What to do —
Transcribe the records below exactly, leaving out any pictures.

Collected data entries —
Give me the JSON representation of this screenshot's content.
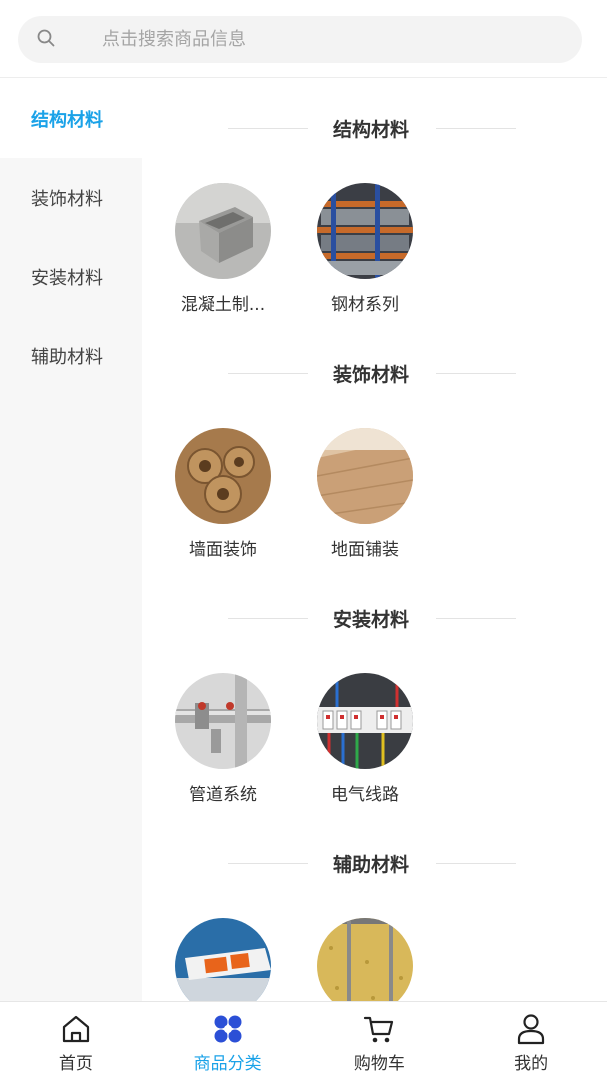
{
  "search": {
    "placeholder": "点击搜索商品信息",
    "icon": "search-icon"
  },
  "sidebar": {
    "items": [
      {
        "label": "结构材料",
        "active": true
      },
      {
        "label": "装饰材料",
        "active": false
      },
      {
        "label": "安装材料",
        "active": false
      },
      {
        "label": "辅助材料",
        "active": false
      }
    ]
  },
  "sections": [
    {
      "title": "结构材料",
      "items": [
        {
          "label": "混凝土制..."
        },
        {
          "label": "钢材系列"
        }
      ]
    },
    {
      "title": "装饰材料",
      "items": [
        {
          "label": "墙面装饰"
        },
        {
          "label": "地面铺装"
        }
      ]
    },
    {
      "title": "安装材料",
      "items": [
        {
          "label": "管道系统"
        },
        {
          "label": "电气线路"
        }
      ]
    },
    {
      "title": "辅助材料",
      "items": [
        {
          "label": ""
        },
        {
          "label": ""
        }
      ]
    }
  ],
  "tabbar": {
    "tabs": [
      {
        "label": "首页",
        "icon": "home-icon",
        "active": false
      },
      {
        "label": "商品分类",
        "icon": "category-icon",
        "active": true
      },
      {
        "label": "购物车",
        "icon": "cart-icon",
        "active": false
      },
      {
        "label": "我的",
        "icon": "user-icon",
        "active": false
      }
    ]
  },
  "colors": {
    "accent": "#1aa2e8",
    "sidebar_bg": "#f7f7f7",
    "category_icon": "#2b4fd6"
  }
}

Task response —
Give me the JSON representation of this screenshot's content.
{
  "search": {
    "placeholder": "点击搜索商品信息",
    "icon": "search-icon"
  },
  "sidebar": {
    "items": [
      {
        "label": "结构材料",
        "active": true
      },
      {
        "label": "装饰材料",
        "active": false
      },
      {
        "label": "安装材料",
        "active": false
      },
      {
        "label": "辅助材料",
        "active": false
      }
    ]
  },
  "sections": [
    {
      "title": "结构材料",
      "items": [
        {
          "label": "混凝土制..."
        },
        {
          "label": "钢材系列"
        }
      ]
    },
    {
      "title": "装饰材料",
      "items": [
        {
          "label": "墙面装饰"
        },
        {
          "label": "地面铺装"
        }
      ]
    },
    {
      "title": "安装材料",
      "items": [
        {
          "label": "管道系统"
        },
        {
          "label": "电气线路"
        }
      ]
    },
    {
      "title": "辅助材料",
      "items": [
        {
          "label": ""
        },
        {
          "label": ""
        }
      ]
    }
  ],
  "tabbar": {
    "tabs": [
      {
        "label": "首页",
        "icon": "home-icon",
        "active": false
      },
      {
        "label": "商品分类",
        "icon": "category-icon",
        "active": true
      },
      {
        "label": "购物车",
        "icon": "cart-icon",
        "active": false
      },
      {
        "label": "我的",
        "icon": "user-icon",
        "active": false
      }
    ]
  },
  "colors": {
    "accent": "#1aa2e8",
    "sidebar_bg": "#f7f7f7",
    "category_icon": "#2b4fd6"
  }
}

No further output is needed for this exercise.